┏━━

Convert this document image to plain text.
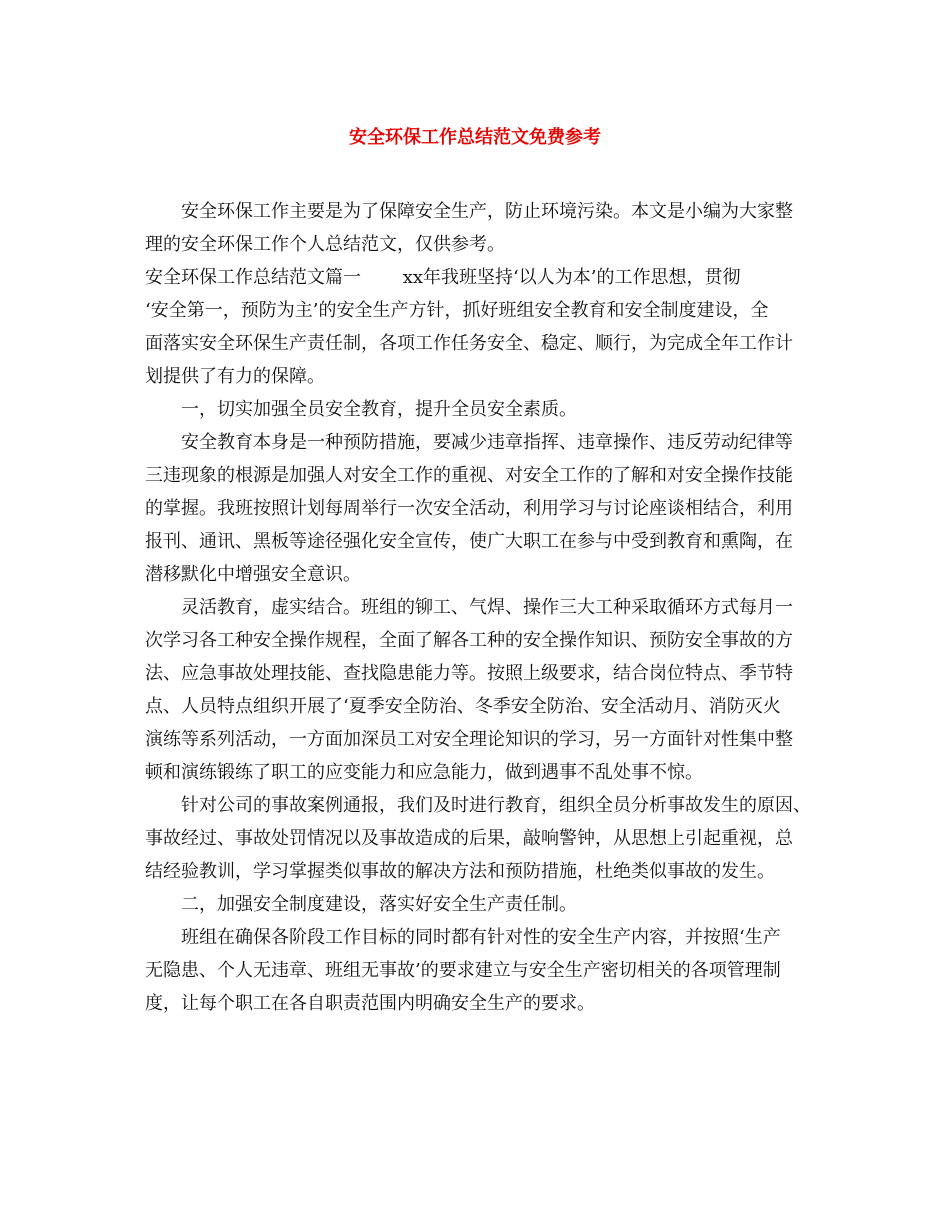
安全环保工作总结范文免费参考
安全环保工作主要是为了保障安全生产，防止环境污染。本文是小编为大家整
理的安全环保工作个人总结范文，仅供参考。
安全环保工作总结范文篇一　　 xx年我班坚持‘以人为本’的工作思想，贯彻
‘安全第一，预防为主’的安全生产方针，抓好班组安全教育和安全制度建设，全
面落实安全环保生产责任制，各项工作任务安全、稳定、顺行，为完成全年工作计
划提供了有力的保障。
一，切实加强全员安全教育，提升全员安全素质。
安全教育本身是一种预防措施，要减少违章指挥、违章操作、违反劳动纪律等
三违现象的根源是加强人对安全工作的重视、对安全工作的了解和对安全操作技能
的掌握。我班按照计划每周举行一次安全活动，利用学习与讨论座谈相结合，利用
报刊、通讯、黑板等途径强化安全宣传，使广大职工在参与中受到教育和熏陶，在
潜移默化中增强安全意识。
灵活教育，虚实结合。班组的铆工、气焊、操作三大工种采取循环方式每月一
次学习各工种安全操作规程，全面了解各工种的安全操作知识、预防安全事故的方
法、应急事故处理技能、查找隐患能力等。按照上级要求，结合岗位特点、季节特
点、人员特点组织开展了‘夏季安全防治、冬季安全防治、安全活动月、消防灭火
演练等系列活动，一方面加深员工对安全理论知识的学习，另一方面针对性集中整
顿和演练锻练了职工的应变能力和应急能力，做到遇事不乱处事不惊。
针对公司的事故案例通报，我们及时进行教育，组织全员分析事故发生的原因、
事故经过、事故处罚情况以及事故造成的后果，敲响警钟，从思想上引起重视，总
结经验教训，学习掌握类似事故的解决方法和预防措施，杜绝类似事故的发生。
二，加强安全制度建设，落实好安全生产责任制。
班组在确保各阶段工作目标的同时都有针对性的安全生产内容，并按照‘生产
无隐患、个人无违章、班组无事故’的要求建立与安全生产密切相关的各项管理制
度，让每个职工在各自职责范围内明确安全生产的要求。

┗━━

> _Request_: Retype the data above exactly; pictures are not part of the copy.

> _Exercise result_:
Convert this document image to plain text.
安全环保工作总结范文免费参考
安全环保工作主要是为了保障安全生产，防止环境污染。本文是小编为大家整
理的安全环保工作个人总结范文，仅供参考。
安全环保工作总结范文篇一　　 xx年我班坚持‘以人为本’的工作思想，贯彻
‘安全第一，预防为主’的安全生产方针，抓好班组安全教育和安全制度建设，全
面落实安全环保生产责任制，各项工作任务安全、稳定、顺行，为完成全年工作计
划提供了有力的保障。
一，切实加强全员安全教育，提升全员安全素质。
安全教育本身是一种预防措施，要减少违章指挥、违章操作、违反劳动纪律等
三违现象的根源是加强人对安全工作的重视、对安全工作的了解和对安全操作技能
的掌握。我班按照计划每周举行一次安全活动，利用学习与讨论座谈相结合，利用
报刊、通讯、黑板等途径强化安全宣传，使广大职工在参与中受到教育和熏陶，在
潜移默化中增强安全意识。
灵活教育，虚实结合。班组的铆工、气焊、操作三大工种采取循环方式每月一
次学习各工种安全操作规程，全面了解各工种的安全操作知识、预防安全事故的方
法、应急事故处理技能、查找隐患能力等。按照上级要求，结合岗位特点、季节特
点、人员特点组织开展了‘夏季安全防治、冬季安全防治、安全活动月、消防灭火
演练等系列活动，一方面加深员工对安全理论知识的学习，另一方面针对性集中整
顿和演练锻练了职工的应变能力和应急能力，做到遇事不乱处事不惊。
针对公司的事故案例通报，我们及时进行教育，组织全员分析事故发生的原因、
事故经过、事故处罚情况以及事故造成的后果，敲响警钟，从思想上引起重视，总
结经验教训，学习掌握类似事故的解决方法和预防措施，杜绝类似事故的发生。
二，加强安全制度建设，落实好安全生产责任制。
班组在确保各阶段工作目标的同时都有针对性的安全生产内容，并按照‘生产
无隐患、个人无违章、班组无事故’的要求建立与安全生产密切相关的各项管理制
度，让每个职工在各自职责范围内明确安全生产的要求。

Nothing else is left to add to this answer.